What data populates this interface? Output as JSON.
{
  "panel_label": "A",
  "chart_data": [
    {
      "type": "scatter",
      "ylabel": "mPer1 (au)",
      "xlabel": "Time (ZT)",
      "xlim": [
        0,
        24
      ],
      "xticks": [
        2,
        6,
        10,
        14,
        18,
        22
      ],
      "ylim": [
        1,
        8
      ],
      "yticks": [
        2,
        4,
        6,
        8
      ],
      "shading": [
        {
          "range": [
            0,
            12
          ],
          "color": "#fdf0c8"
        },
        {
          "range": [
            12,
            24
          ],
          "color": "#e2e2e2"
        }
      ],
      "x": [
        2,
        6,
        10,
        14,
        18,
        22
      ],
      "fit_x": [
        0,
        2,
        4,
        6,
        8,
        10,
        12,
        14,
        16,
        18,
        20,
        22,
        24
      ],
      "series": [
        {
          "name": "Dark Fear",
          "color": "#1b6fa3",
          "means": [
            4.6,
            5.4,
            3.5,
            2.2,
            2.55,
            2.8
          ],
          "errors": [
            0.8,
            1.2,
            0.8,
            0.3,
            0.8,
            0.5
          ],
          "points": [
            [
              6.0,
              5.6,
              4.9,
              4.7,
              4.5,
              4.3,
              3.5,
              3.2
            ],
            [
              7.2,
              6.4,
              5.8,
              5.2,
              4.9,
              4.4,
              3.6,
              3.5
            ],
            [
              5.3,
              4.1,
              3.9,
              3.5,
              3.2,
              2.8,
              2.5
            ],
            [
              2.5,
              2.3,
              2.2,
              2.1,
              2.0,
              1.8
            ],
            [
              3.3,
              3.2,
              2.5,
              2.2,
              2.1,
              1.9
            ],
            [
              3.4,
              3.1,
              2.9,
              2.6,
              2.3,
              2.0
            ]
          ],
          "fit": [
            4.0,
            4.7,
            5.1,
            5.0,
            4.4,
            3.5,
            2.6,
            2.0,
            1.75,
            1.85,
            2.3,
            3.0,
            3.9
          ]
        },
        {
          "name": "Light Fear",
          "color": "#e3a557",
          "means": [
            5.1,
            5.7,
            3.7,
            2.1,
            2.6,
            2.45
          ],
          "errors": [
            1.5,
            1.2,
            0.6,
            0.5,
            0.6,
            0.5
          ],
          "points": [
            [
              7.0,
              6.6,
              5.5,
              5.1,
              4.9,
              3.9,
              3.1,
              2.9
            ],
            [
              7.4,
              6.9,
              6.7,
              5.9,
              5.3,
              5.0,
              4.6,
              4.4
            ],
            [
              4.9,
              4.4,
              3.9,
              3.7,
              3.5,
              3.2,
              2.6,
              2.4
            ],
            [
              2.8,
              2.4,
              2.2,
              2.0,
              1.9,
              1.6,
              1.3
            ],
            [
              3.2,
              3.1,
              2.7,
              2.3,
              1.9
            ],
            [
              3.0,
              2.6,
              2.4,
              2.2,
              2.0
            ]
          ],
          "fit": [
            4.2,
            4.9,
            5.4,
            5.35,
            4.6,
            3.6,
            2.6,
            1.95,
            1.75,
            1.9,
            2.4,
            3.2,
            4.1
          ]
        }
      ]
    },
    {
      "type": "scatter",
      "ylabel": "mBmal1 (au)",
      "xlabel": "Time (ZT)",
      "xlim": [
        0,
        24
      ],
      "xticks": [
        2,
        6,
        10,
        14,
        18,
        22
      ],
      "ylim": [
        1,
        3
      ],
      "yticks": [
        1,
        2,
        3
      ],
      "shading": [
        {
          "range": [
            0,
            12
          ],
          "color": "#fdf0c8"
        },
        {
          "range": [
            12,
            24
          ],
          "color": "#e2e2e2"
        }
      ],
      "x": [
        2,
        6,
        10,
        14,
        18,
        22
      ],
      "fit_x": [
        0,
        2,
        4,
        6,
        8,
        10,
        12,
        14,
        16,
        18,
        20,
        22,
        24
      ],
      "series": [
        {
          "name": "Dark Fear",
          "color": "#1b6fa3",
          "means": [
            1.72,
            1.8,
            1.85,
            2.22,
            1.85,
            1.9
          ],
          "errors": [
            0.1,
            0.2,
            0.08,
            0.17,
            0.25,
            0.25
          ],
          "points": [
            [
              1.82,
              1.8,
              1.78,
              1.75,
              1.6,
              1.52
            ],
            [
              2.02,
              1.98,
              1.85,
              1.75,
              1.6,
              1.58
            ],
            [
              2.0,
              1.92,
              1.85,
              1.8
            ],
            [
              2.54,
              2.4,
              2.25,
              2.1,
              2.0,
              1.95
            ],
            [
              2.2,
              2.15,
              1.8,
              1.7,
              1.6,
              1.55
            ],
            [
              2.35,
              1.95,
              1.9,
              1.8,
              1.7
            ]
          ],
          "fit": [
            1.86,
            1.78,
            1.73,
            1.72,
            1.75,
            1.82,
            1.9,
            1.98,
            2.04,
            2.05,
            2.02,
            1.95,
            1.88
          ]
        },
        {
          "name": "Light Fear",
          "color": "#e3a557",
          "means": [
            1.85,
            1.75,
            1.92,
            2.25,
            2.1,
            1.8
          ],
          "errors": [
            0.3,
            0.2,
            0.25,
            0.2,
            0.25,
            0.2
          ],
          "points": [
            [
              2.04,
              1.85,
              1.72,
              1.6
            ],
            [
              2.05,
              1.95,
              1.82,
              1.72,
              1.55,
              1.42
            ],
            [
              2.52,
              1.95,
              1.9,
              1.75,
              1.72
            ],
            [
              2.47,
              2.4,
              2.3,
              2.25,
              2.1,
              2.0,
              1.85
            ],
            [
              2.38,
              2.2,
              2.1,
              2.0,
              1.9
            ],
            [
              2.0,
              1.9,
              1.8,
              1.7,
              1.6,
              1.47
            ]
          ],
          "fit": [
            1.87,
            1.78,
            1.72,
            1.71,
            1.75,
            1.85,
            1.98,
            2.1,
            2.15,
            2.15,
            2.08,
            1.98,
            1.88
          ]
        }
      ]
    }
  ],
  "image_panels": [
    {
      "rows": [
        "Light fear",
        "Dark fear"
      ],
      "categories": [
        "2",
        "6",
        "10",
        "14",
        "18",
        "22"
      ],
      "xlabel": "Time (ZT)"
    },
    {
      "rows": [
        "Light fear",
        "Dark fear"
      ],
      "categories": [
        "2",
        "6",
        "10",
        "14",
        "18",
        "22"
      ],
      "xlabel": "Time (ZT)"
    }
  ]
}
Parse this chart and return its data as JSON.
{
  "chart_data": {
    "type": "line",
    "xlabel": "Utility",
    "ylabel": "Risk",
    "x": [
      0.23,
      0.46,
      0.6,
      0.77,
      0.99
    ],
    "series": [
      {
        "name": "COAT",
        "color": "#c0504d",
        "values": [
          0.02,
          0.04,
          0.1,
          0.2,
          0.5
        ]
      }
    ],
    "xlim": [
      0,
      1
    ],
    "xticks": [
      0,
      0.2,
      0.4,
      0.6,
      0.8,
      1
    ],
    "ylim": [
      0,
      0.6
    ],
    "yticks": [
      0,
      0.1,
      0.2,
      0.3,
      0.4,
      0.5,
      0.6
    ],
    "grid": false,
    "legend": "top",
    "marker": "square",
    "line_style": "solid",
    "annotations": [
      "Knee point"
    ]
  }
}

**Task objective**
In the records above, locate each line with the word "this". Copy all such lines.

**Answer to the task**
What data populates this interface? Output as JSON.
Parse this chart and return its data as JSON.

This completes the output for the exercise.